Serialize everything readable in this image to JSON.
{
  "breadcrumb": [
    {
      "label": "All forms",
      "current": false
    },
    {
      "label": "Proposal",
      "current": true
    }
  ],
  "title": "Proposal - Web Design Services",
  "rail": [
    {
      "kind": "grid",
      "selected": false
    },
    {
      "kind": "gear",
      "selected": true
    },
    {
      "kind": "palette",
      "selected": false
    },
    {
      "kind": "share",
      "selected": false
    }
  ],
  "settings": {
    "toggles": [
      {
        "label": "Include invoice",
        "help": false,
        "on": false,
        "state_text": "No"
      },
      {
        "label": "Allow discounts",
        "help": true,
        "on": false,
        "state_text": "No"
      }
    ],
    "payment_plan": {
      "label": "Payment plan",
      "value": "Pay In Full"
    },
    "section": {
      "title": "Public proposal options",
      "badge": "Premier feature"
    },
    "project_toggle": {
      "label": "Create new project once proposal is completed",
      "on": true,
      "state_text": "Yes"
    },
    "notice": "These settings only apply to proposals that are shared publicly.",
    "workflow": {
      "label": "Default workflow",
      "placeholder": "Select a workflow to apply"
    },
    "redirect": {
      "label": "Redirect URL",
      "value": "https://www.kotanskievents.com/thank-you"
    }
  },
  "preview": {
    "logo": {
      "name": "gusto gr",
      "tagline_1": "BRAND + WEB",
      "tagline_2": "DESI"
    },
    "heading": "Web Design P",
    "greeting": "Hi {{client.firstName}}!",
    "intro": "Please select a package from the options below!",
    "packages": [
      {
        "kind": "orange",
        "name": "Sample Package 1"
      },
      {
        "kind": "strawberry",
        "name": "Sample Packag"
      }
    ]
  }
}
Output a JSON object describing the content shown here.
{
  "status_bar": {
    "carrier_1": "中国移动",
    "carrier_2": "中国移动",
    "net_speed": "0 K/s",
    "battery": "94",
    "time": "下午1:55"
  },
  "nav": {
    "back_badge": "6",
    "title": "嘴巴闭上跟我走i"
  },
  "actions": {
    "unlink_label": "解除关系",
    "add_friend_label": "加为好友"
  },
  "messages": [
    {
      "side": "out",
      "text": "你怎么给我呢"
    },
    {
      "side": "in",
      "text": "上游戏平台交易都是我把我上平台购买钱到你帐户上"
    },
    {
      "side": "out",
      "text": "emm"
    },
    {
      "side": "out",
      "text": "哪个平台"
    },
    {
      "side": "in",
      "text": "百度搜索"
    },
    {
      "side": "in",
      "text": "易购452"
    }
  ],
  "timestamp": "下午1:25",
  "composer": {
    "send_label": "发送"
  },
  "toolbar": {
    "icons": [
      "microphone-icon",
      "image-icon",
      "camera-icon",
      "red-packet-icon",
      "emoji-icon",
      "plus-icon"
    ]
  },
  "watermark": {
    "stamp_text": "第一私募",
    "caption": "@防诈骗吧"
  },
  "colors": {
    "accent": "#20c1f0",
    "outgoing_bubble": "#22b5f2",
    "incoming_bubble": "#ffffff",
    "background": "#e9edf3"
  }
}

|---|

§ Directive
Show every line that contains the word "Sample".

§ Exercise response
        "name": "Sample Package 1"
        "name": "Sample Packag"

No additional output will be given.